Search code examples
pythonjsonloopsscikit-learnpipeline

Loading Scikit-Learn Pipeline Steps from JSON


I am a newbie to Python and ML, so please bear with me.

I’m trying to programmatically generate scikit-learn pipeline steps based on parameters in a JSON file.

The Parameters are as follows:

{
    "scaler": ["STAN", "MINMAX", "MAXABS", "ROBUST", "PT"],
    "imbalance": ["SMOTE", "RUS", "SMOTEENN"],
    "classifier": ["SVM", "RF", "GBC"]
}

I’m trying to loop through each of the lists, starting with the scaler and adding pipeline steps with each iteration. The goal is to have one pipeline for each possible combination.

The following loops will provide me with the some output:

complete_pipelines = []
pipeline_steps = []
for scaler in scalerList:
    pipeline_steps.append(scaler)

    for imbalancer in imbalancerList:
        pipeline_steps.append(imbalancer)

        for classifier in classifierList:
            pipeline_steps.append(classifier)

            if (len(pipeline_steps) == 3):
                complete_pipelines.append(pipeline_steps)
                pipeline_steps = []
                pipeline_steps.append(scaler)
                pipeline_steps.append(imbalancer)

What I am getting with the above method is:

[
  ['STAN', 'SMOTE', 'SVM'], 
  ['STAN', 'SMOTE', 'RF'], 
  ['STAN', 'SMOTE', 'GBC']
]

Which is a start, but what I am looking for is:

[
  [“STAN”, “SMOTE”, “SVM”]
  [“STAN”, “SMOTE”, “RF”]
  [“STAN”, “SMOTE”, “GBC”]
  [“STAN”, “RUS”, “SVM”]
  [“STAN”, “RUS”, “RF”]
  [“STAN”, “RUS”, “GBC”]
  [“STAN”, “SMOTEENN”, “SVM”]
  [“STAN”, “SMOTEENN”, “RF”]
  [“STAN”, “SMOTEENN”, “GBC”]

  [“MINMAX”, “SMOTE”, “SVM”]
  [“MINMAX”, “SMOTE”, “RF”]
  [“MINMAX”, “SMOTE”, “GBC”]
  .

*EXTRACTED MATERIAL:*
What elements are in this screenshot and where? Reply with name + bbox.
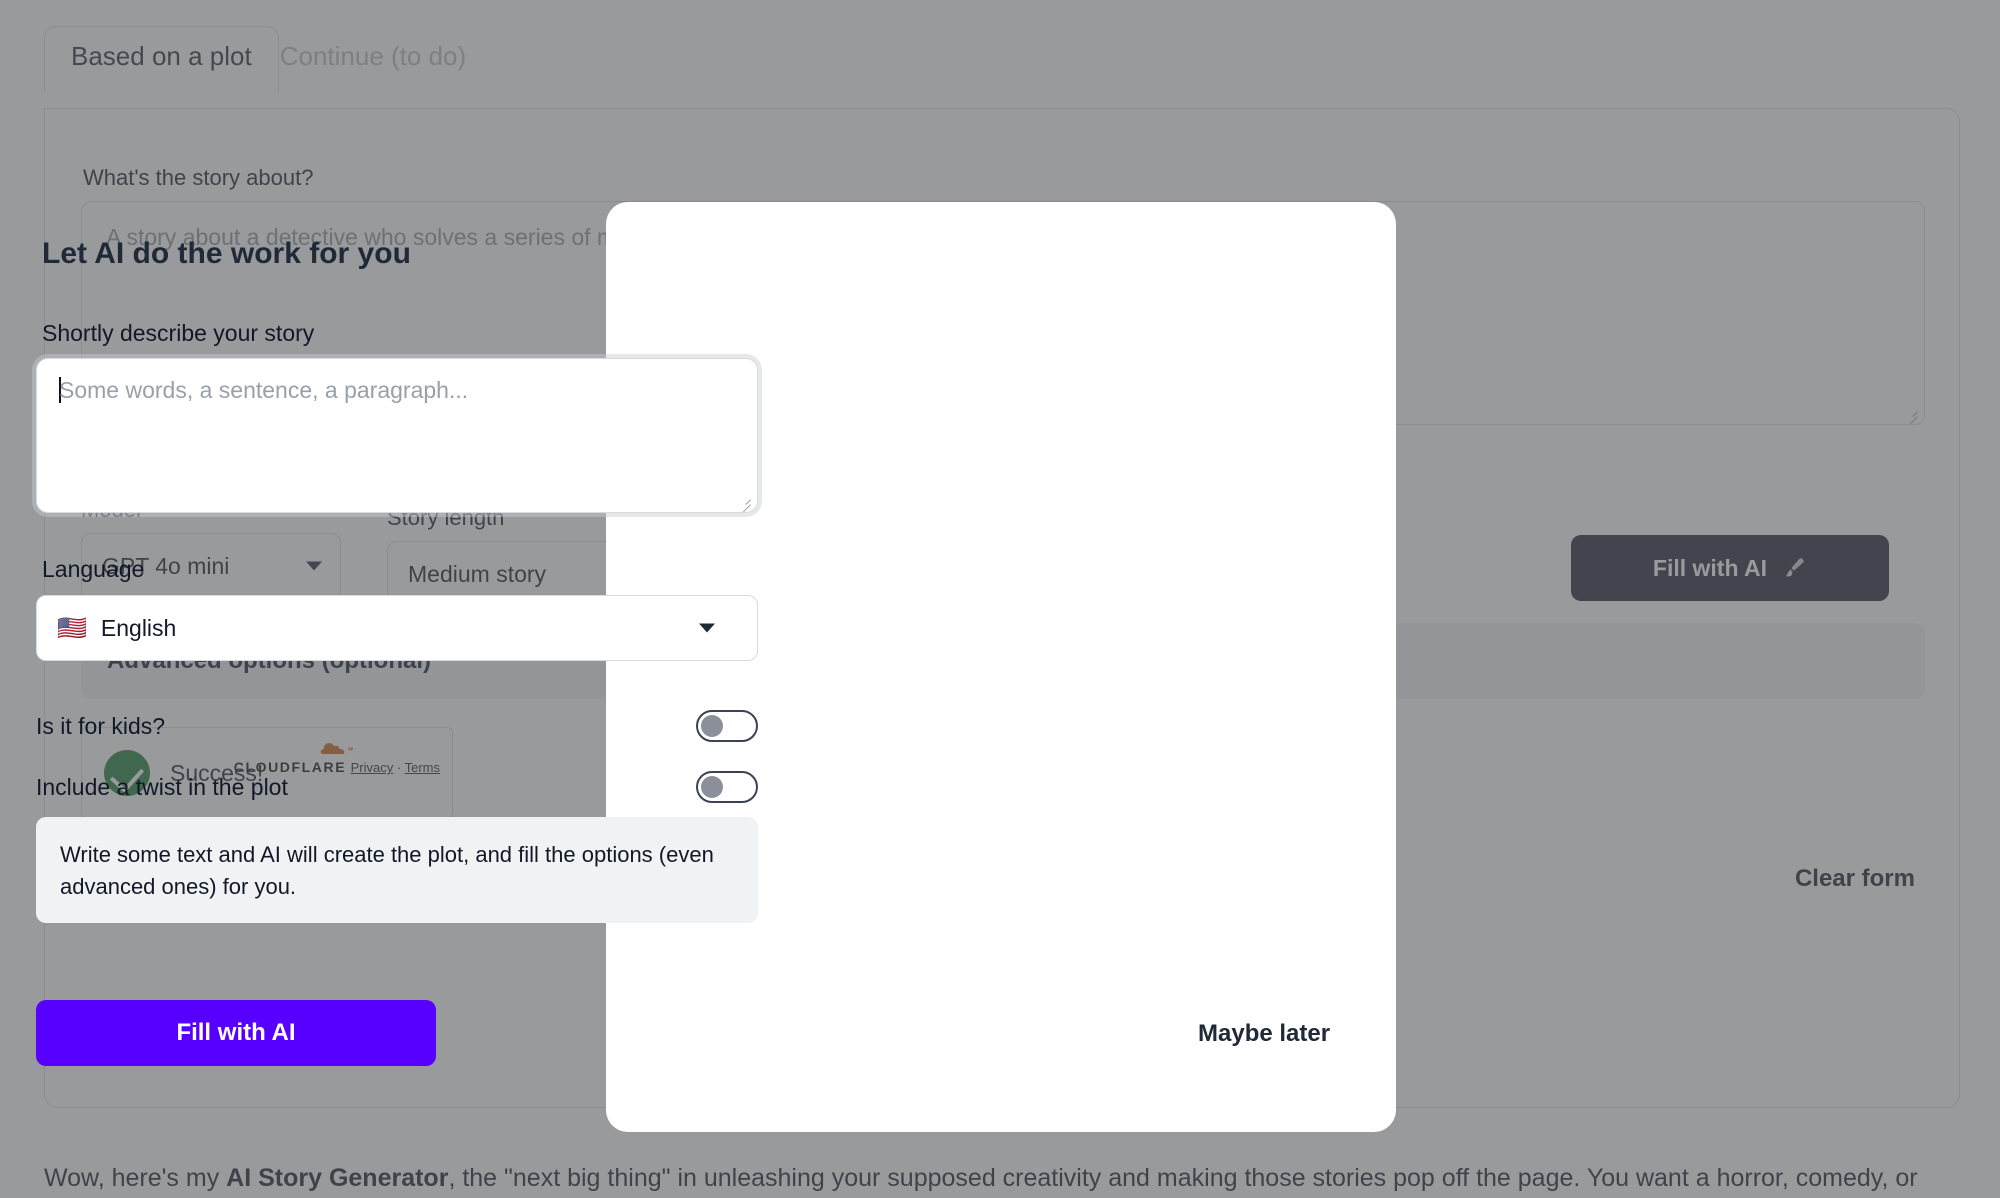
describe-story-label: Shortly describe your story [42, 320, 315, 346]
is-it-for-kids-label: Is it for kids? [36, 712, 166, 739]
toggle-row-kids: Is it for kids? [36, 706, 758, 746]
modal-title: Let AI do the work for you [42, 237, 411, 270]
let-ai-do-the-work-modal [606, 202, 1396, 1132]
describe-story-placeholder: Some words, a sentence, a paragraph... [59, 377, 469, 403]
toggle-knob [701, 715, 723, 737]
describe-story-textarea[interactable]: Some words, a sentence, a paragraph... [36, 358, 758, 513]
language-select[interactable]: 🇺🇸 English [36, 595, 758, 661]
include-twist-label: Include a twist in the plot [36, 773, 288, 800]
info-hint-box: Write some text and AI will create the p… [36, 817, 758, 923]
maybe-later-button[interactable]: Maybe later [1198, 1020, 1330, 1048]
modal-fill-with-ai-button[interactable]: Fill with AI [36, 1000, 436, 1066]
toggle-knob [701, 776, 723, 798]
toggle-row-twist: Include a twist in the plot [36, 767, 758, 807]
us-flag-icon: 🇺🇸 [57, 614, 87, 642]
language-select-value: English [100, 614, 177, 641]
language-label: Language [42, 556, 145, 582]
is-it-for-kids-toggle[interactable] [696, 710, 758, 742]
chevron-down-icon [699, 623, 715, 633]
resize-handle-icon[interactable] [737, 493, 751, 507]
include-twist-toggle[interactable] [696, 771, 758, 803]
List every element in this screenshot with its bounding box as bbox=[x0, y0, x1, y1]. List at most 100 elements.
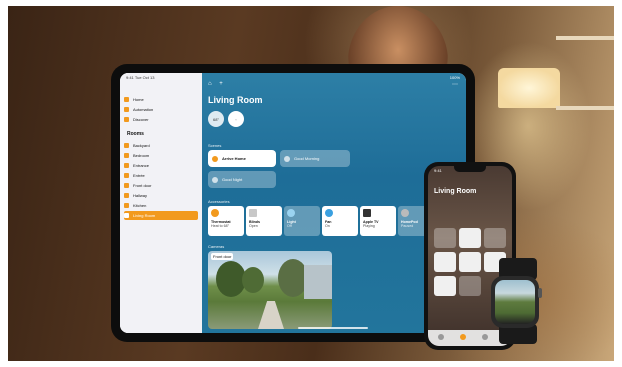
accessory-apple-tv[interactable]: Apple TV Playing bbox=[360, 206, 396, 236]
accessories-label: Accessories bbox=[208, 199, 230, 204]
status-time: 9:41 bbox=[434, 168, 442, 173]
battery-status: 100% bbox=[449, 75, 460, 80]
sidebar-item-label: Kitchen bbox=[133, 203, 147, 208]
sidebar-item-automation[interactable]: Automation bbox=[124, 105, 198, 114]
room-icon bbox=[124, 193, 129, 198]
rooms-header: Rooms bbox=[127, 131, 144, 137]
accessory-state: Open bbox=[249, 224, 258, 228]
room-icon bbox=[124, 143, 129, 148]
sidebar-item-backyard[interactable]: Backyard bbox=[124, 141, 198, 150]
camera-feed[interactable]: Front door bbox=[208, 251, 332, 329]
clock-icon bbox=[124, 107, 129, 112]
apple-watch bbox=[491, 258, 545, 344]
star-icon bbox=[124, 117, 129, 122]
lamp-shade bbox=[498, 68, 560, 108]
droplet-icon: ◦ bbox=[235, 116, 237, 122]
accessory-state: On bbox=[325, 224, 330, 228]
sidebar-item-discover[interactable]: Discover bbox=[124, 115, 198, 124]
sidebar-item-label: Automation bbox=[133, 107, 154, 112]
tv-icon bbox=[363, 209, 371, 217]
accessory-thermostat[interactable]: Thermostat Heat to 68° bbox=[208, 206, 244, 236]
sidebar-item-label: Entrance bbox=[133, 163, 150, 168]
sidebar-item-kitchen[interactable]: Kitchen bbox=[124, 201, 198, 210]
sidebar-item-front-door[interactable]: Front door bbox=[124, 181, 198, 190]
notch bbox=[454, 166, 486, 172]
room-icon bbox=[124, 153, 129, 158]
speaker-icon bbox=[401, 209, 409, 217]
scene-label: Good Morning bbox=[294, 156, 320, 161]
room-icon bbox=[124, 183, 129, 188]
camera-walkway bbox=[258, 301, 284, 329]
accessory-tile[interactable] bbox=[434, 276, 456, 296]
sun-icon bbox=[284, 155, 290, 162]
clock-icon[interactable] bbox=[482, 334, 488, 340]
watch-case bbox=[491, 276, 542, 328]
accessory-fan[interactable]: Fan On bbox=[322, 206, 358, 236]
home-indicator[interactable] bbox=[298, 327, 368, 329]
camera-label: Front door bbox=[211, 253, 234, 260]
fan-icon bbox=[325, 209, 333, 217]
house-icon[interactable]: ⌂ bbox=[208, 81, 212, 87]
scene-label: Good Night bbox=[222, 177, 243, 182]
accessory-tile[interactable] bbox=[459, 252, 481, 272]
scene-good-morning[interactable]: Good Morning bbox=[280, 150, 350, 167]
thermostat-icon bbox=[211, 209, 219, 217]
sidebar-item-label: Discover bbox=[133, 117, 149, 122]
sidebar-item-hallway[interactable]: Hallway bbox=[124, 191, 198, 200]
ipad-device: 9:41 Tue Oct 13 Home Automation Discover… bbox=[111, 64, 475, 342]
house-icon[interactable] bbox=[438, 334, 444, 340]
digital-crown[interactable] bbox=[538, 288, 542, 298]
house-icon bbox=[124, 97, 129, 102]
sidebar-item-home[interactable]: Home bbox=[124, 95, 198, 104]
sidebar-item-entree[interactable]: Entrée bbox=[124, 171, 198, 180]
status-label: 68° bbox=[212, 116, 220, 122]
sidebar-item-label: Living Room bbox=[133, 213, 156, 218]
accessory-state: Heat to 68° bbox=[211, 224, 230, 228]
add-icon[interactable]: + bbox=[219, 81, 223, 87]
scene-arrive-home[interactable]: Arrive Home bbox=[208, 150, 276, 167]
sidebar: 9:41 Tue Oct 13 Home Automation Discover… bbox=[120, 73, 202, 333]
room-icon bbox=[124, 203, 129, 208]
sidebar-item-label: Backyard bbox=[133, 143, 150, 148]
sidebar-item-label: Bedroom bbox=[133, 153, 150, 158]
page-title: Living Room bbox=[208, 95, 263, 105]
accessory-blinds[interactable]: Blinds Open bbox=[246, 206, 282, 236]
sidebar-item-entrance[interactable]: Entrance bbox=[124, 161, 198, 170]
accessory-tile[interactable] bbox=[484, 228, 506, 248]
status-time: 9:41 Tue Oct 13 bbox=[126, 75, 155, 80]
accessory-tile[interactable] bbox=[459, 276, 481, 296]
accessory-light[interactable]: Light Off bbox=[284, 206, 320, 236]
accessory-state: Off bbox=[287, 224, 292, 228]
scenes-label: Scenes bbox=[208, 143, 222, 148]
accessory-tile[interactable] bbox=[434, 252, 456, 272]
camera-tree bbox=[242, 267, 264, 293]
wall-shelf bbox=[556, 36, 614, 40]
room-icon bbox=[124, 163, 129, 168]
ipad-screen: 9:41 Tue Oct 13 Home Automation Discover… bbox=[120, 73, 466, 333]
house-icon bbox=[212, 155, 218, 162]
sidebar-item-living-room[interactable]: Living Room bbox=[124, 211, 198, 220]
scene-label: Arrive Home bbox=[222, 156, 246, 161]
moon-icon bbox=[212, 176, 218, 183]
photo-background: 9:41 Tue Oct 13 Home Automation Discover… bbox=[8, 6, 614, 361]
accessory-tile[interactable] bbox=[434, 228, 456, 248]
room-icon bbox=[124, 213, 129, 218]
scene-good-night[interactable]: Good Night bbox=[208, 171, 276, 188]
humidity-status[interactable]: ◦ bbox=[228, 111, 244, 127]
wall-shelf bbox=[556, 106, 614, 110]
cameras-label: Cameras bbox=[208, 244, 225, 249]
rooms-icon[interactable] bbox=[460, 334, 466, 340]
camera-house bbox=[304, 265, 332, 299]
temperature-status[interactable]: 68° bbox=[208, 111, 224, 127]
watch-camera-feed[interactable] bbox=[495, 280, 535, 324]
accessory-tile[interactable] bbox=[459, 228, 481, 248]
lightbulb-icon bbox=[287, 209, 295, 217]
sidebar-item-label: Front door bbox=[133, 183, 152, 188]
blinds-icon bbox=[249, 209, 257, 217]
more-icon[interactable]: ⋯ bbox=[452, 82, 458, 88]
accessory-state: Playing bbox=[363, 224, 375, 228]
sidebar-item-bedroom[interactable]: Bedroom bbox=[124, 151, 198, 160]
page-title: Living Room bbox=[434, 188, 477, 195]
sidebar-item-label: Home bbox=[133, 97, 144, 102]
sidebar-item-label: Hallway bbox=[133, 193, 148, 198]
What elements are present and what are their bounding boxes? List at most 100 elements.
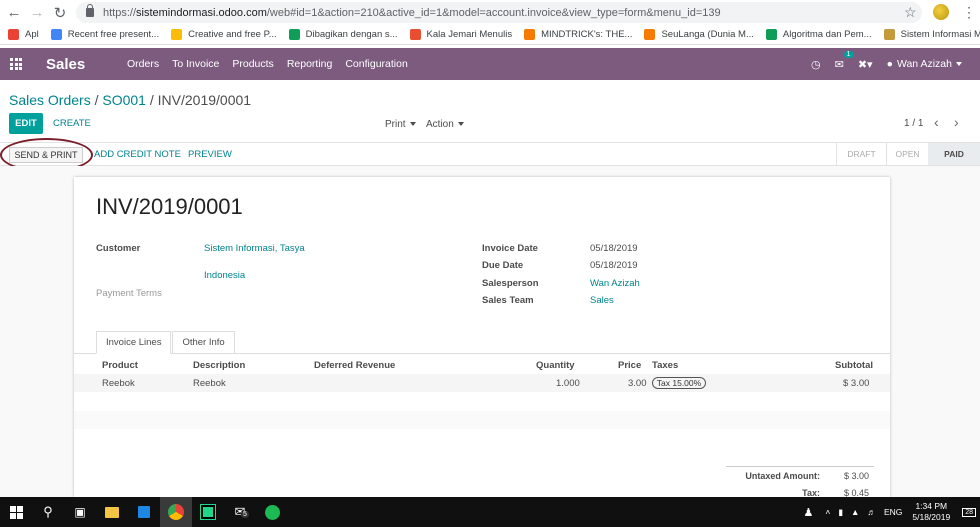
bookmark-item[interactable]: Recent free present... <box>50 29 159 40</box>
bookmark-label: SeuLanga (Dunia M... <box>661 29 754 40</box>
clock-activity-icon[interactable]: ◷ <box>811 58 821 71</box>
bookmark-item[interactable]: Creative and free P... <box>171 29 277 40</box>
notification-icon[interactable]: 28 <box>962 507 976 517</box>
start-button[interactable] <box>0 497 32 527</box>
spotify-icon[interactable] <box>256 497 288 527</box>
cell-description: Reebok <box>193 378 226 389</box>
address-bar[interactable]: https://sistemindormasi.odoo.com/web#id=… <box>76 2 922 23</box>
breadcrumb: Sales Orders / SO001 / INV/2019/0001 <box>9 92 251 108</box>
breadcrumb-so[interactable]: SO001 <box>102 92 146 108</box>
menu-reporting[interactable]: Reporting <box>287 58 333 70</box>
menu-configuration[interactable]: Configuration <box>345 58 407 70</box>
sales-team-value[interactable]: Sales <box>590 295 614 306</box>
pager-next-icon[interactable]: › <box>954 114 959 130</box>
system-tray: ♟ ˄ ▮ ▲ ♬ ENG 1:34 PM 5/18/2019 28 <box>804 497 980 527</box>
file-explorer-icon[interactable] <box>96 497 128 527</box>
breadcrumb-current: INV/2019/0001 <box>157 92 252 108</box>
tab-invoice-lines[interactable]: Invoice Lines <box>96 331 172 354</box>
edit-button[interactable]: EDIT <box>9 113 43 134</box>
user-menu[interactable]: ● Wan Azizah <box>887 58 962 70</box>
preview-button[interactable]: PREVIEW <box>188 149 232 160</box>
chrome-icon[interactable] <box>160 497 192 527</box>
breadcrumb-separator: / <box>149 92 158 108</box>
stage-open: OPEN <box>886 143 928 165</box>
store-icon[interactable] <box>128 497 160 527</box>
people-icon[interactable]: ♟ <box>804 506 814 519</box>
bookmark-item[interactable]: Apl <box>8 29 39 40</box>
menu-products[interactable]: Products <box>232 58 273 70</box>
bookmark-item[interactable]: MINDTRICK's: THE... <box>524 29 632 40</box>
bookmark-label: Sistem Informasi M... <box>900 29 980 40</box>
url-text: https://sistemindormasi.odoo.com/web#id=… <box>103 6 721 19</box>
print-dropdown[interactable]: Print <box>385 119 416 130</box>
customer-label: Customer <box>96 243 141 254</box>
pycharm-icon[interactable] <box>192 497 224 527</box>
volume-icon[interactable]: ♬ <box>867 507 876 517</box>
tab-other-info[interactable]: Other Info <box>172 331 235 354</box>
untaxed-amount-value: $ 3.00 <box>843 471 869 481</box>
col-quantity[interactable]: Quantity <box>536 360 575 371</box>
breadcrumb-sales-orders[interactable]: Sales Orders <box>9 92 91 108</box>
customer-country[interactable]: Indonesia <box>204 270 245 281</box>
add-credit-note-button[interactable]: ADD CREDIT NOTE <box>94 149 181 160</box>
profile-avatar[interactable] <box>933 4 949 20</box>
bookmark-item[interactable]: Algoritma dan Pem... <box>765 29 872 40</box>
pager-value[interactable]: 1 / 1 <box>904 118 923 129</box>
bookmark-label: MINDTRICK's: THE... <box>541 29 633 40</box>
clock-date: 5/18/2019 <box>912 512 951 522</box>
salesperson-label: Salesperson <box>482 278 539 289</box>
bookmark-item[interactable]: SeuLanga (Dunia M... <box>644 29 754 40</box>
search-icon[interactable]: ⚲ <box>32 497 64 527</box>
totals-divider <box>726 466 874 467</box>
invoice-statusbar: SEND & PRINT ADD CREDIT NOTE PREVIEW DRA… <box>0 142 980 166</box>
clock[interactable]: 1:34 PM 5/18/2019 <box>912 501 950 523</box>
col-price[interactable]: Price <box>618 360 641 371</box>
bookmark-item[interactable]: Kala Jemari Menulis <box>409 29 512 40</box>
mail-icon[interactable]: ✉ 5 <box>224 497 256 527</box>
col-subtotal[interactable]: Subtotal <box>835 360 873 371</box>
cell-product: Reebok <box>102 378 135 389</box>
create-button[interactable]: CREATE <box>53 118 91 129</box>
bookmark-star-icon[interactable]: ☆ <box>904 4 917 21</box>
salesperson-value[interactable]: Wan Azizah <box>590 278 640 289</box>
bookmark-item[interactable]: Dibagikan dengan s... <box>288 29 398 40</box>
task-view-icon[interactable]: ▣ <box>64 497 96 527</box>
apps-grid-icon[interactable] <box>10 58 22 70</box>
battery-icon[interactable]: ▮ <box>838 507 843 518</box>
empty-row <box>74 393 890 411</box>
lock-icon <box>86 4 94 17</box>
blogger-icon <box>644 29 656 40</box>
odoo-main-navbar: Sales Orders To Invoice Products Reporti… <box>0 48 980 80</box>
mail-count-badge: 5 <box>241 511 249 518</box>
col-deferred-revenue[interactable]: Deferred Revenue <box>314 360 395 371</box>
menu-orders[interactable]: Orders <box>127 58 159 70</box>
debug-tools-icon[interactable]: ✖▾ <box>858 58 873 71</box>
back-icon[interactable]: ← <box>5 4 23 22</box>
reload-icon[interactable]: ↻ <box>51 4 69 22</box>
pager-prev-icon[interactable]: ‹ <box>934 114 939 130</box>
chat-icon[interactable]: ✉ 1 <box>835 50 854 71</box>
app-brand[interactable]: Sales <box>46 56 111 73</box>
language-indicator[interactable]: ENG <box>884 507 902 517</box>
network-icon[interactable]: ▲ <box>851 507 859 517</box>
print-label: Print <box>385 119 406 130</box>
action-dropdown[interactable]: Action <box>426 119 464 130</box>
slides-icon <box>171 29 183 40</box>
cell-price: 3.00 <box>628 378 647 389</box>
bookmark-item[interactable]: Sistem Informasi M... <box>883 29 980 40</box>
browser-menu-icon[interactable]: ⋮ <box>962 4 976 21</box>
col-product[interactable]: Product <box>102 360 138 371</box>
chat-count-badge: 1 <box>843 50 854 58</box>
windows-logo-icon <box>9 505 23 519</box>
chevron-up-icon[interactable]: ˄ <box>825 507 830 517</box>
untaxed-amount-label: Untaxed Amount: <box>745 471 820 481</box>
menu-to-invoice[interactable]: To Invoice <box>172 58 219 70</box>
col-taxes[interactable]: Taxes <box>652 360 678 371</box>
forward-icon[interactable]: → <box>28 4 46 22</box>
stage-paid: PAID <box>928 143 980 165</box>
col-description[interactable]: Description <box>193 360 245 371</box>
chevron-down-icon <box>457 122 464 127</box>
action-label: Action <box>426 119 454 130</box>
user-name: Wan Azizah <box>896 58 952 70</box>
customer-value[interactable]: Sistem Informasi, Tasya <box>204 243 305 254</box>
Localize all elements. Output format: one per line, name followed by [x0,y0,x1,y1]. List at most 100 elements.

*INSTRUCTIONS:*
1: In the pipeline post, what goal does the poster give for looping through the lists?
2: List every scaler value given under "scaler" in the pipeline post's JSON parameters.
3: Pick up the pipeline post after its last line and continue writing it.
None of the entries have anything to do with the pipeline post.

*ANSWERS FOR THE EXERCISE:*
1: To have one pipeline for each possible combination.

2: STAN, MINMAX, MAXABS, ROBUST, PT

3:
  .
  .
  [“PT”, “SMOTEENN”, “SVM”]
  [“PT”, “SMOTEENN”, “RF”]
  [“PT”, “SMOTEENN”, “GBC”]
]

After these lists are generated I will go through each of the lists and set up the pipelines accordingly. But just getting this to work has already stumped me…

I’d appreciate any pointers on how to implement such a loop or if there are any functions to create such sets already “built in”.

Thanks Steve


Solution

  • may be something like this

    complete_pipelines = []
    for scaler in scalerList:
        for imbalancer in imbalancerList:
            for classifier in classifierList:
                complete_pipelines.append([scaler,imbalancer,classifier ])
    
    print(complete_pipelines)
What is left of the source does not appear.